TO-DO LIST -
1: In the passage below about looking for love, what does the writer say to look for instead of real love?
2: Decide whether each statement agrees with the passage below about looking for love, and answer yes or no for each, quoting the words of the passage that decide it. (a) The writer says all the love stories and movies we know revolve around finding real love. (b) The writer blames the reader for wanting to find real love. (c) The writer says love as a general idea equals who someone is.

SELECTED TEXT -
What was wrong all along was not me; it was what I was looking for. I kept looking for real love without taking into consideration the person with whom I was falling in love.
The “love” felt real; the person didn’t. And so I kept swinging from a destructive relationship to another, without realizing that I was the main cause of my emotional pain.
So stop looking for real love. Look for a real person instead.
Focus on that and I promise you that that will eventually lead to real love.
I don’t blame you for wanting to find real love either. In fact, this is what we hear, see, and read all the time. All the love stories and movies we know revolve around finding that real love—the kind that will sweep you off your feet.
So when we meet someone we put all our focus on that idea. We focus on how they make us feel, especially during the initial stages of falling in love. We sink deeper and deeper into the emotional fulfillment that they induce, without thinking about the more complex things that will unfold throughout the course of the relationship.
Love as a general idea doesn’t equal who someone is. We could fall in love with someone who might not be a good match. They might not be kind or respectful. They might treat us badly. They might have different values or beliefs. Or, simply, they might want different things.

(Records from a dataset)
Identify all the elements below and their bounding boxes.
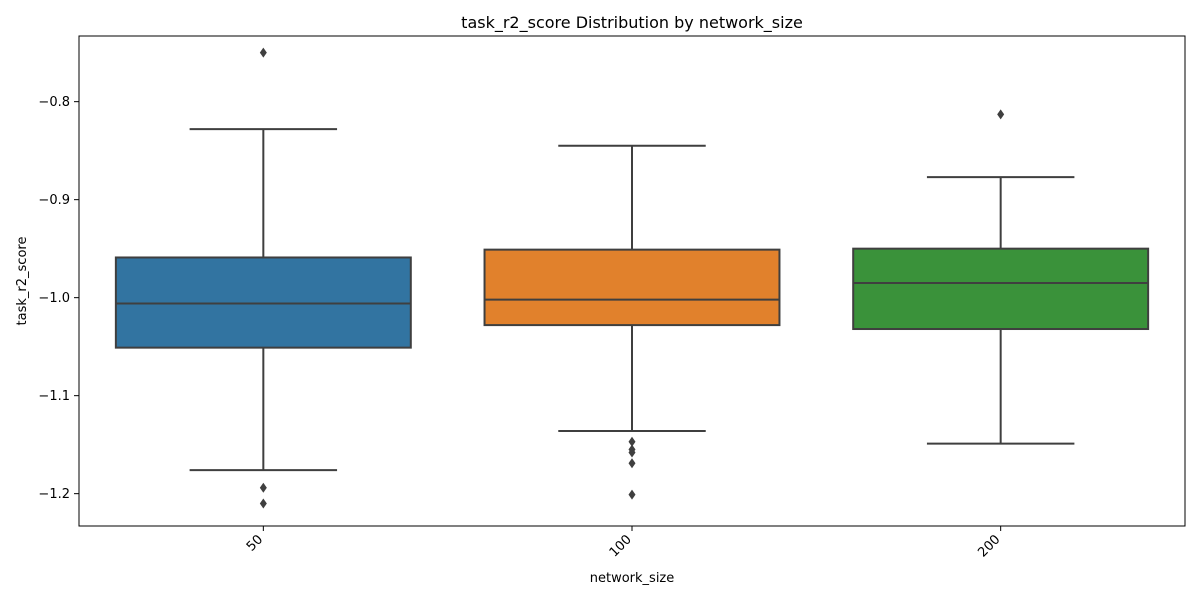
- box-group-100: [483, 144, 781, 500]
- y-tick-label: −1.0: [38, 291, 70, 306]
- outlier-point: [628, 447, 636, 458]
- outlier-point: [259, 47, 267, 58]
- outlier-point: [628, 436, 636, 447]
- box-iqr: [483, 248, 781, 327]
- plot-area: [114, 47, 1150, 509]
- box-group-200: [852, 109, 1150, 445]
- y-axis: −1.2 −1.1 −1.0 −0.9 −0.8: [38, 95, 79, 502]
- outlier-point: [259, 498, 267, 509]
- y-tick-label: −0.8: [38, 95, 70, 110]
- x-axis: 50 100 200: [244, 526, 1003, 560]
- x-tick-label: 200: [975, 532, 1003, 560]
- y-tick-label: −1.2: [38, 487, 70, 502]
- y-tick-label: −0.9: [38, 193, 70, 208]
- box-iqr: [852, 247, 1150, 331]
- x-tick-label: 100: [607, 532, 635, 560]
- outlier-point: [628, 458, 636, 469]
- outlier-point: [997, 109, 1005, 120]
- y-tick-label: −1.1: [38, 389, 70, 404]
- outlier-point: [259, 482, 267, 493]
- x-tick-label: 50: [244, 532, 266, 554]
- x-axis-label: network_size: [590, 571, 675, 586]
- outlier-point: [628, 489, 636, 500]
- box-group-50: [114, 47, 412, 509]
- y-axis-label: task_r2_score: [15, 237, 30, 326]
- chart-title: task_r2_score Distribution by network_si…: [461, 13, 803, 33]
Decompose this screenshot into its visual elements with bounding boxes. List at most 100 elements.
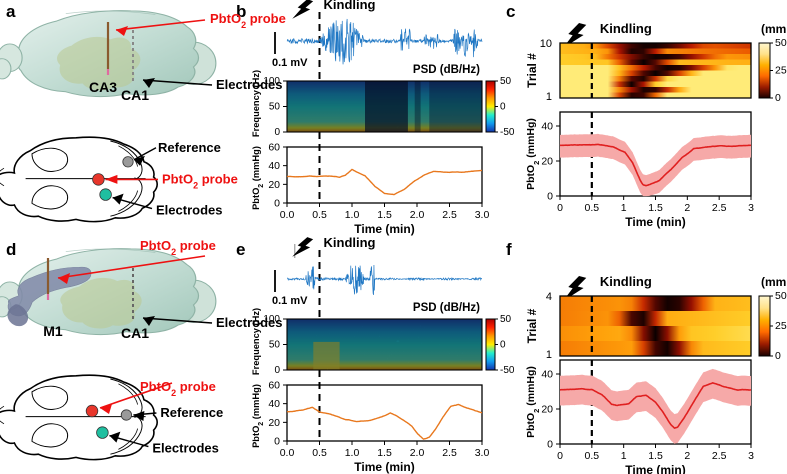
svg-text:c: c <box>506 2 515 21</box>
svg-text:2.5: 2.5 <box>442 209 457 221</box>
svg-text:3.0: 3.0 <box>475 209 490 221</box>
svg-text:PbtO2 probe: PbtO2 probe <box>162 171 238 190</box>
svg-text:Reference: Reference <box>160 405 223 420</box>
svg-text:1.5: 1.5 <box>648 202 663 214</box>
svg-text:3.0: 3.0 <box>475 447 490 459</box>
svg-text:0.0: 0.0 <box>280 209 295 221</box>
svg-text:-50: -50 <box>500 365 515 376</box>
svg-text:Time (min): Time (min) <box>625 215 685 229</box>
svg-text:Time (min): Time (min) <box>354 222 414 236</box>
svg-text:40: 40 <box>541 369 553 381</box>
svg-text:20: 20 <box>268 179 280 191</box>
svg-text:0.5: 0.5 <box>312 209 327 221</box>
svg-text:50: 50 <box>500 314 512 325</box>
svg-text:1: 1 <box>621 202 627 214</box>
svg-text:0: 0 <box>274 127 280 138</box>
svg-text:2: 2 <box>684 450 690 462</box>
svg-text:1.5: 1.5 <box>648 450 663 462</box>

ANSWER LIST -
1: A real person.

2:
(a) Yes: "All the love stories and movies we know revolve around finding that real love"
(b) No: "I don’t blame you for wanting to find real love either."
(c) No: "Love as a general idea doesn’t equal who someone is."